• WHAT THE EXERCISE ASKS: Here are some records; return them all exactly.

---- PROVIDED RECORDS

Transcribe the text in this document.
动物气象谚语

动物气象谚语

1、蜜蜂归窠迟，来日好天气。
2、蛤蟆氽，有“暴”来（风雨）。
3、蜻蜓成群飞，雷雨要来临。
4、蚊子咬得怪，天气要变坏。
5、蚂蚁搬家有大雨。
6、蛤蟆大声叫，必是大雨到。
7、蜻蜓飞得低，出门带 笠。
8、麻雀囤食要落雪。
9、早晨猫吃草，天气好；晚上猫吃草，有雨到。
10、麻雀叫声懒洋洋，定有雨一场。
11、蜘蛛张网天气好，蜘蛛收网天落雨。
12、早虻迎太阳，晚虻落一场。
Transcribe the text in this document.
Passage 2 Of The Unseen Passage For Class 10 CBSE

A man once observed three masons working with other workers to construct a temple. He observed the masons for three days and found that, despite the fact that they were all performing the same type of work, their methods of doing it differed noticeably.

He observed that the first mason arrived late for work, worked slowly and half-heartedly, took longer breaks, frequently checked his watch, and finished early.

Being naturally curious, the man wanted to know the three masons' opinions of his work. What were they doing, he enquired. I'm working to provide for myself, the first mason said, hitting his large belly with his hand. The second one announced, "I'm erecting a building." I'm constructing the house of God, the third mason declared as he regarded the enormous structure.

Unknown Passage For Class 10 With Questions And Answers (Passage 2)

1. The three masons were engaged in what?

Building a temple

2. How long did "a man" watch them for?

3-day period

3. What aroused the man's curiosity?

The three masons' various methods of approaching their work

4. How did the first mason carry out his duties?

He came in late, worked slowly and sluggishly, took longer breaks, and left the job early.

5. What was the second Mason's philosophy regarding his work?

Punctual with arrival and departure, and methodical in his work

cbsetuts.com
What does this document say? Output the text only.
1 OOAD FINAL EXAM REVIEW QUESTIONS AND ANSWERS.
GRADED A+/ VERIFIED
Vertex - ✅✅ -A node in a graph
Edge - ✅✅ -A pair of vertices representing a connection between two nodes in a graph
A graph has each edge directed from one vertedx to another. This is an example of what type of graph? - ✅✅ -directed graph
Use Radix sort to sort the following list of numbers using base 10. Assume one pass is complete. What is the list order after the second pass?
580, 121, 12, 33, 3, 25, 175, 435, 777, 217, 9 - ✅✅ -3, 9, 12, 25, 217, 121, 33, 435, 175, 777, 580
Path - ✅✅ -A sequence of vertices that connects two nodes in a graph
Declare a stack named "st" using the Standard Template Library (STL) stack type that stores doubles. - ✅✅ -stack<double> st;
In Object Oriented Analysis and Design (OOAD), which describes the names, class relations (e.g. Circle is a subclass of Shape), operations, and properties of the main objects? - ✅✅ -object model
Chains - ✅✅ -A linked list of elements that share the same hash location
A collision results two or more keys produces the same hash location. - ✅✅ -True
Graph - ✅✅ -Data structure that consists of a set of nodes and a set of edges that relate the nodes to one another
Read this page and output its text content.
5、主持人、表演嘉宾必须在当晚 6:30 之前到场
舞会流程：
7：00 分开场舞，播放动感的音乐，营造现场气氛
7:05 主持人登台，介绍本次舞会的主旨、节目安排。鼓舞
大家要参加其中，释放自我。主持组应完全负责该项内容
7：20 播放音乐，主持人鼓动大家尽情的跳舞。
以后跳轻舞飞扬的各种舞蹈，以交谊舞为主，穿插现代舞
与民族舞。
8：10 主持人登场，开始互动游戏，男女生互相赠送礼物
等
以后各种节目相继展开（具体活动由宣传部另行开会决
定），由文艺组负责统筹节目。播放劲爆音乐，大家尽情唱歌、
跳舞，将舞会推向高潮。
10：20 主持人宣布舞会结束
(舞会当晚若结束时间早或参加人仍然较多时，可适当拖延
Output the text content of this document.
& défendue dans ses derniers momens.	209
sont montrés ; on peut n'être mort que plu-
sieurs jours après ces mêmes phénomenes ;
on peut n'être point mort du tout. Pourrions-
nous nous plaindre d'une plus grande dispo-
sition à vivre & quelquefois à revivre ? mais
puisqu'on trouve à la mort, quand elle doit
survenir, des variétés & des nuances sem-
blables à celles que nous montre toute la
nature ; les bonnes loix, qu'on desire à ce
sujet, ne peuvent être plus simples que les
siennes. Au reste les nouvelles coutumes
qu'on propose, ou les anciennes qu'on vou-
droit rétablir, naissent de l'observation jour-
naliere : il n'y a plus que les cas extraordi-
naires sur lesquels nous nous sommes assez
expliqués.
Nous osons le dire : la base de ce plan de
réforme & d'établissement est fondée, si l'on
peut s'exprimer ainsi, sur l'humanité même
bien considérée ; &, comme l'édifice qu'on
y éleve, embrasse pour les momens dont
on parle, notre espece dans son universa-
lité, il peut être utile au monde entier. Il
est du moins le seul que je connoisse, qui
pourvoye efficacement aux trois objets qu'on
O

--------

• ANSWER TO THE TASK:
Transcribe the text in this document.
动物气象谚语

动物气象谚语

1、蜜蜂归窠迟，来日好天气。
2、蛤蟆氽，有“暴”来（风雨）。
3、蜻蜓成群飞，雷雨要来临。
4、蚊子咬得怪，天气要变坏。
5、蚂蚁搬家有大雨。
6、蛤蟆大声叫，必是大雨到。
7、蜻蜓飞得低，出门带 笠。
8、麻雀囤食要落雪。
9、早晨猫吃草，天气好；晚上猫吃草，有雨到。
10、麻雀叫声懒洋洋，定有雨一场。
11、蜘蛛张网天气好，蜘蛛收网天落雨。
12、早虻迎太阳，晚虻落一场。
Transcribe the text in this document.
Passage 2 Of The Unseen Passage For Class 10 CBSE

A man once observed three masons working with other workers to construct a temple. He observed the masons for three days and found that, despite the fact that they were all performing the same type of work, their methods of doing it differed noticeably.

He observed that the first mason arrived late for work, worked slowly and half-heartedly, took longer breaks, frequently checked his watch, and finished early.

Being naturally curious, the man wanted to know the three masons' opinions of his work. What were they doing, he enquired. I'm working to provide for myself, the first mason said, hitting his large belly with his hand. The second one announced, "I'm erecting a building." I'm constructing the house of God, the third mason declared as he regarded the enormous structure.

Unknown Passage For Class 10 With Questions And Answers (Passage 2)

1. The three masons were engaged in what?

Building a temple

2. How long did "a man" watch them for?

3-day period

3. What aroused the man's curiosity?

The three masons' various methods of approaching their work

4. How did the first mason carry out his duties?

He came in late, worked slowly and sluggishly, took longer breaks, and left the job early.

5. What was the second Mason's philosophy regarding his work?

Punctual with arrival and departure, and methodical in his work

cbsetuts.com
What does this document say? Output the text only.
1 OOAD FINAL EXAM REVIEW QUESTIONS AND ANSWERS.
GRADED A+/ VERIFIED
Vertex - ✅✅ -A node in a graph
Edge - ✅✅ -A pair of vertices representing a connection between two nodes in a graph
A graph has each edge directed from one vertedx to another. This is an example of what type of graph? - ✅✅ -directed graph
Use Radix sort to sort the following list of numbers using base 10. Assume one pass is complete. What is the list order after the second pass?
580, 121, 12, 33, 3, 25, 175, 435, 777, 217, 9 - ✅✅ -3, 9, 12, 25, 217, 121, 33, 435, 175, 777, 580
Path - ✅✅ -A sequence of vertices that connects two nodes in a graph
Declare a stack named "st" using the Standard Template Library (STL) stack type that stores doubles. - ✅✅ -stack<double> st;
In Object Oriented Analysis and Design (OOAD), which describes the names, class relations (e.g. Circle is a subclass of Shape), operations, and properties of the main objects? - ✅✅ -object model
Chains - ✅✅ -A linked list of elements that share the same hash location
A collision results two or more keys produces the same hash location. - ✅✅ -True
Graph - ✅✅ -Data structure that consists of a set of nodes and a set of edges that relate the nodes to one another
Read this page and output its text content.
5、主持人、表演嘉宾必须在当晚 6:30 之前到场
舞会流程：
7：00 分开场舞，播放动感的音乐，营造现场气氛
7:05 主持人登台，介绍本次舞会的主旨、节目安排。鼓舞
大家要参加其中，释放自我。主持组应完全负责该项内容
7：20 播放音乐，主持人鼓动大家尽情的跳舞。
以后跳轻舞飞扬的各种舞蹈，以交谊舞为主，穿插现代舞
与民族舞。
8：10 主持人登场，开始互动游戏，男女生互相赠送礼物
等
以后各种节目相继展开（具体活动由宣传部另行开会决
定），由文艺组负责统筹节目。播放劲爆音乐，大家尽情唱歌、
跳舞，将舞会推向高潮。
10：20 主持人宣布舞会结束
(舞会当晚若结束时间早或参加人仍然较多时，可适当拖延
Output the text content of this document.
& défendue dans ses derniers momens.	209
sont montrés ; on peut n'être mort que plu-
sieurs jours après ces mêmes phénomenes ;
on peut n'être point mort du tout. Pourrions-
nous nous plaindre d'une plus grande dispo-
sition à vivre & quelquefois à revivre ? mais
puisqu'on trouve à la mort, quand elle doit
survenir, des variétés & des nuances sem-
blables à celles que nous montre toute la
nature ; les bonnes loix, qu'on desire à ce
sujet, ne peuvent être plus simples que les
siennes. Au reste les nouvelles coutumes
qu'on propose, ou les anciennes qu'on vou-
droit rétablir, naissent de l'observation jour-
naliere : il n'y a plus que les cas extraordi-
naires sur lesquels nous nous sommes assez
expliqués.
Nous osons le dire : la base de ce plan de
réforme & d'établissement est fondée, si l'on
peut s'exprimer ainsi, sur l'humanité même
bien considérée ; &, comme l'édifice qu'on
y éleve, embrasse pour les momens dont
on parle, notre espece dans son universa-
lité, il peut être utile au monde entier. Il
est du moins le seul que je connoisse, qui
pourvoye efficacement aux trois objets qu'on
O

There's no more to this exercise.